EXCERPTED DATA:
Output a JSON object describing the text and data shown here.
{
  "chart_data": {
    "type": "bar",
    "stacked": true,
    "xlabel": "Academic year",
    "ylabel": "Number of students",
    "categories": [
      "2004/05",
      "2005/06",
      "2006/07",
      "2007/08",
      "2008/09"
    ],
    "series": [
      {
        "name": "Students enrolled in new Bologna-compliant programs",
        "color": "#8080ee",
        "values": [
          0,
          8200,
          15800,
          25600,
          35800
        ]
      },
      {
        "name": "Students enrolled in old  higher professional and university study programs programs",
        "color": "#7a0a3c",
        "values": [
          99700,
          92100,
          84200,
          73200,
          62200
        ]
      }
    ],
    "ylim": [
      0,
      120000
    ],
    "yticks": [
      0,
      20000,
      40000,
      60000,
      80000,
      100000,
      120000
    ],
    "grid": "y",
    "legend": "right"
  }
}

WHAT TO DO: Among these entries, how many lines include the string "enrolled"? Reply with the number by itself.

THE SOLUTION: 2